■ **WHAT THE TASK ASKS**
Without altering anything, output the material below.

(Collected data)
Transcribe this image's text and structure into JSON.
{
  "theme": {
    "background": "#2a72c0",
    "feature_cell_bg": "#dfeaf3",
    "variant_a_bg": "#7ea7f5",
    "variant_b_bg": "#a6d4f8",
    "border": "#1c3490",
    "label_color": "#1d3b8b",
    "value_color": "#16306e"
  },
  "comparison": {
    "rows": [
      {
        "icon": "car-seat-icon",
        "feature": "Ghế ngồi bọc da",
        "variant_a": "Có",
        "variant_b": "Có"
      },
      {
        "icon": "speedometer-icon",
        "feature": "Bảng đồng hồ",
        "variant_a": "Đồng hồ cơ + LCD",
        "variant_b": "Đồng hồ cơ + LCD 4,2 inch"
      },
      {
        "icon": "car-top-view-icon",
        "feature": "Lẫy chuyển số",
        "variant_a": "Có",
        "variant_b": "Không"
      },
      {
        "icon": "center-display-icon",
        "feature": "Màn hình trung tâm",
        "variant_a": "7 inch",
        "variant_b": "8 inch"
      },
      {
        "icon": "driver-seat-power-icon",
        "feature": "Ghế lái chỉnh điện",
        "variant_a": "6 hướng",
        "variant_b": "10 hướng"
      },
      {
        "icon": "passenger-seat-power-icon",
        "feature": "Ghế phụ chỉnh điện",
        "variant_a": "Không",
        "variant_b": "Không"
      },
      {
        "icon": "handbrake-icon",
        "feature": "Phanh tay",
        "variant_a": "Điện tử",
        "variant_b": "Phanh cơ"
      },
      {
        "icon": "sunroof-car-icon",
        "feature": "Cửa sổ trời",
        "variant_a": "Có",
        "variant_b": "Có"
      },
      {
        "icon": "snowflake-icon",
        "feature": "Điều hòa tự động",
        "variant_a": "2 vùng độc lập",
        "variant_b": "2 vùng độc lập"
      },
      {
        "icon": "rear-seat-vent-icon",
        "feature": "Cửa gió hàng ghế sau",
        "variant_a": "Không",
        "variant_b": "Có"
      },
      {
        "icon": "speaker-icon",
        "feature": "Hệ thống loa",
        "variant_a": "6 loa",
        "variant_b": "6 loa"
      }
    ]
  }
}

■ **RESULT FOR THIS EXERCISE**
Transcribe this image's text and structure into JSON.
{
  "theme": {
    "background": "#2a72c0",
    "feature_cell_bg": "#dfeaf3",
    "variant_a_bg": "#7ea7f5",
    "variant_b_bg": "#a6d4f8",
    "border": "#1c3490",
    "label_color": "#1d3b8b",
    "value_color": "#16306e"
  },
  "comparison": {
    "rows": [
      {
        "icon": "car-seat-icon",
        "feature": "Ghế ngồi bọc da",
        "variant_a": "Có",
        "variant_b": "Có"
      },
      {
        "icon": "speedometer-icon",
        "feature": "Bảng đồng hồ",
        "variant_a": "Đồng hồ cơ + LCD",
        "variant_b": "Đồng hồ cơ + LCD 4,2 inch"
      },
      {
        "icon": "car-top-view-icon",
        "feature": "Lẫy chuyển số",
        "variant_a": "Có",
        "variant_b": "Không"
      },
      {
        "icon": "center-display-icon",
        "feature": "Màn hình trung tâm",
        "variant_a": "7 inch",
        "variant_b": "8 inch"
      },
      {
        "icon": "driver-seat-power-icon",
        "feature": "Ghế lái chỉnh điện",
        "variant_a": "6 hướng",
        "variant_b": "10 hướng"
      },
      {
        "icon": "passenger-seat-power-icon",
        "feature": "Ghế phụ chỉnh điện",
        "variant_a": "Không",
        "variant_b": "Không"
      },
      {
        "icon": "handbrake-icon",
        "feature": "Phanh tay",
        "variant_a": "Điện tử",
        "variant_b": "Phanh cơ"
      },
      {
        "icon": "sunroof-car-icon",
        "feature": "Cửa sổ trời",
        "variant_a": "Có",
        "variant_b": "Có"
      },
      {
        "icon": "snowflake-icon",
        "feature": "Điều hòa tự động",
        "variant_a": "2 vùng độc lập",
        "variant_b": "2 vùng độc lập"
      },
      {
        "icon": "rear-seat-vent-icon",
        "feature": "Cửa gió hàng ghế sau",
        "variant_a": "Không",
        "variant_b": "Có"
      },
      {
        "icon": "speaker-icon",
        "feature": "Hệ thống loa",
        "variant_a": "6 loa",
        "variant_b": "6 loa"
      }
    ]
  }
}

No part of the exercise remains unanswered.